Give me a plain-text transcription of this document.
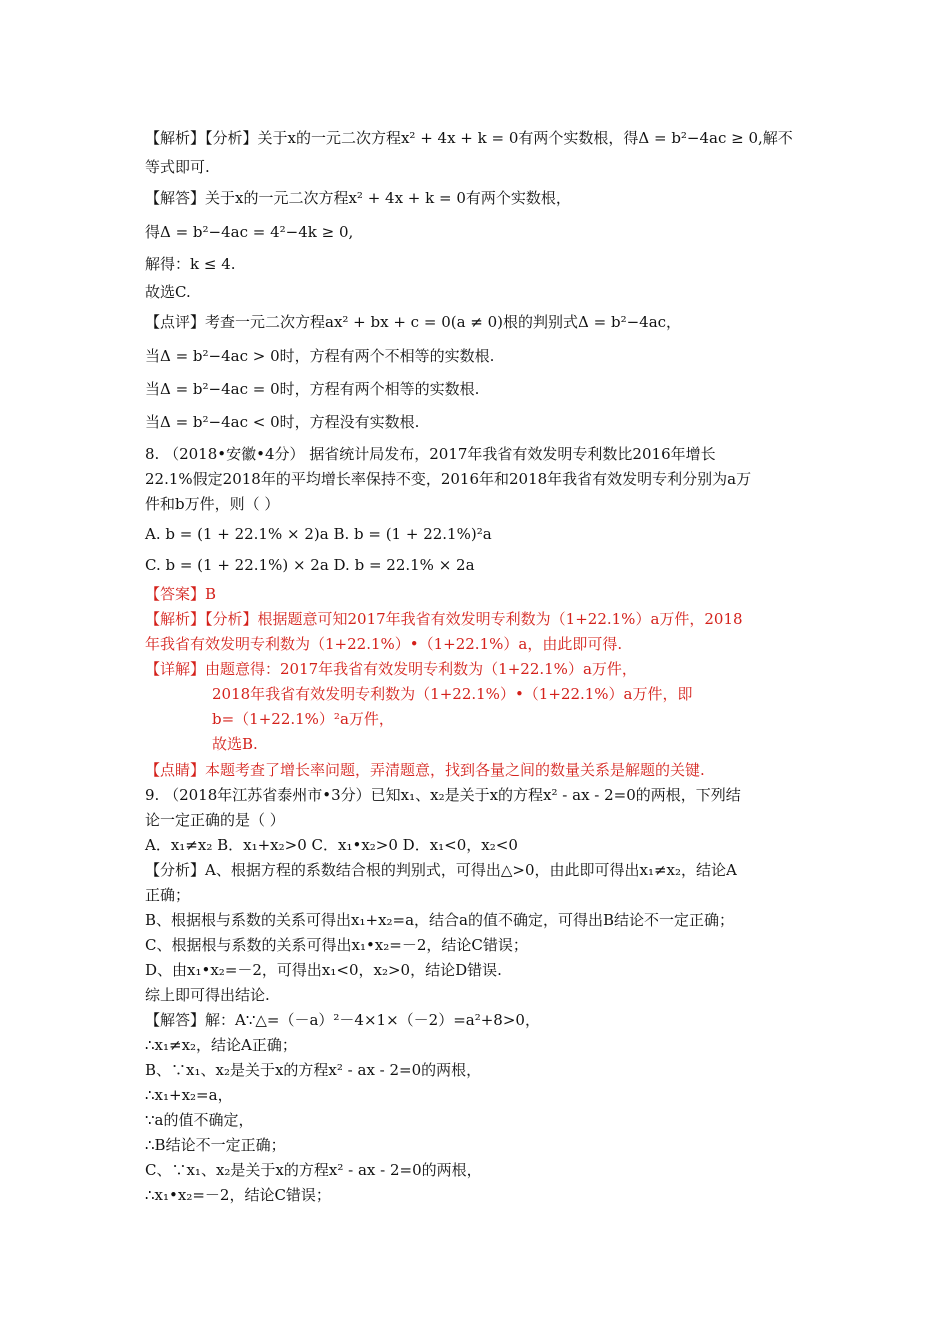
【解析】【分析】关于x的一元二次方程x² + 4x + k = 0有两个实数根，得Δ = b²−4ac ≥ 0,解不
等式即可.
【解答】关于x的一元二次方程x² + 4x + k = 0有两个实数根，
得Δ = b²−4ac = 4²−4k ≥ 0,
解得：k ≤ 4.
故选C.
【点评】考查一元二次方程ax² + bx + c = 0(a ≠ 0)根的判别式Δ = b²−4ac，
当Δ = b²−4ac > 0时，方程有两个不相等的实数根.
当Δ = b²−4ac = 0时，方程有两个相等的实数根.
当Δ = b²−4ac < 0时，方程没有实数根.
8. （2018•安徽•4分） 据省统计局发布，2017年我省有效发明专利数比2016年增长
22.1%假定2018年的平均增长率保持不变，2016年和2018年我省有效发明专利分别为a万
件和b万件，则（ ）
A. b = (1 + 22.1% × 2)a B. b = (1 + 22.1%)²a
C. b = (1 + 22.1%) × 2a D. b = 22.1% × 2a
【答案】B
【解析】【分析】根据题意可知2017年我省有效发明专利数为（1+22.1%）a万件，2018
年我省有效发明专利数为（1+22.1%）•（1+22.1%）a，由此即可得.
【详解】由题意得：2017年我省有效发明专利数为（1+22.1%）a万件，
2018年我省有效发明专利数为（1+22.1%）•（1+22.1%）a万件，即
b=（1+22.1%）²a万件，
故选B.
【点睛】本题考查了增长率问题，弄清题意，找到各量之间的数量关系是解题的关键.
9. （2018年江苏省泰州市•3分）已知x₁、x₂是关于x的方程x² - ax - 2=0的两根，下列结
论一定正确的是（ ）
A．x₁≠x₂ B．x₁+x₂>0 C．x₁•x₂>0 D．x₁<0，x₂<0
【分析】A、根据方程的系数结合根的判别式，可得出△>0，由此即可得出x₁≠x₂，结论A
正确；
B、根据根与系数的关系可得出x₁+x₂=a，结合a的值不确定，可得出B结论不一定正确；
C、根据根与系数的关系可得出x₁•x₂=－2，结论C错误；
D、由x₁•x₂=－2，可得出x₁<0，x₂>0，结论D错误.
综上即可得出结论.
【解答】解：A∵△=（－a）²－4×1×（－2）=a²+8>0，
∴x₁≠x₂，结论A正确；
B、∵x₁、x₂是关于x的方程x² - ax - 2=0的两根，
∴x₁+x₂=a，
∵a的值不确定，
∴B结论不一定正确；
C、∵x₁、x₂是关于x的方程x² - ax - 2=0的两根，
∴x₁•x₂=－2，结论C错误；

:: Direction ::
Omitting all images, retype each line of the records precisely.

:: Exercise output ::
Give me a plain-text transcription of this document.
【解析】【分析】关于x的一元二次方程x² + 4x + k = 0有两个实数根，得Δ = b²−4ac ≥ 0,解不
等式即可.
【解答】关于x的一元二次方程x² + 4x + k = 0有两个实数根，
得Δ = b²−4ac = 4²−4k ≥ 0,
解得：k ≤ 4.
故选C.
【点评】考查一元二次方程ax² + bx + c = 0(a ≠ 0)根的判别式Δ = b²−4ac，
当Δ = b²−4ac > 0时，方程有两个不相等的实数根.
当Δ = b²−4ac = 0时，方程有两个相等的实数根.
当Δ = b²−4ac < 0时，方程没有实数根.
8. （2018•安徽•4分） 据省统计局发布，2017年我省有效发明专利数比2016年增长
22.1%假定2018年的平均增长率保持不变，2016年和2018年我省有效发明专利分别为a万
件和b万件，则（ ）
A. b = (1 + 22.1% × 2)a B. b = (1 + 22.1%)²a
C. b = (1 + 22.1%) × 2a D. b = 22.1% × 2a
【答案】B
【解析】【分析】根据题意可知2017年我省有效发明专利数为（1+22.1%）a万件，2018
年我省有效发明专利数为（1+22.1%）•（1+22.1%）a，由此即可得.
【详解】由题意得：2017年我省有效发明专利数为（1+22.1%）a万件，
2018年我省有效发明专利数为（1+22.1%）•（1+22.1%）a万件，即
b=（1+22.1%）²a万件，
故选B.
【点睛】本题考查了增长率问题，弄清题意，找到各量之间的数量关系是解题的关键.
9. （2018年江苏省泰州市•3分）已知x₁、x₂是关于x的方程x² - ax - 2=0的两根，下列结
论一定正确的是（ ）
A．x₁≠x₂ B．x₁+x₂>0 C．x₁•x₂>0 D．x₁<0，x₂<0
【分析】A、根据方程的系数结合根的判别式，可得出△>0，由此即可得出x₁≠x₂，结论A
正确；
B、根据根与系数的关系可得出x₁+x₂=a，结合a的值不确定，可得出B结论不一定正确；
C、根据根与系数的关系可得出x₁•x₂=－2，结论C错误；
D、由x₁•x₂=－2，可得出x₁<0，x₂>0，结论D错误.
综上即可得出结论.
【解答】解：A∵△=（－a）²－4×1×（－2）=a²+8>0，
∴x₁≠x₂，结论A正确；
B、∵x₁、x₂是关于x的方程x² - ax - 2=0的两根，
∴x₁+x₂=a，
∵a的值不确定，
∴B结论不一定正确；
C、∵x₁、x₂是关于x的方程x² - ax - 2=0的两根，
∴x₁•x₂=－2，结论C错误；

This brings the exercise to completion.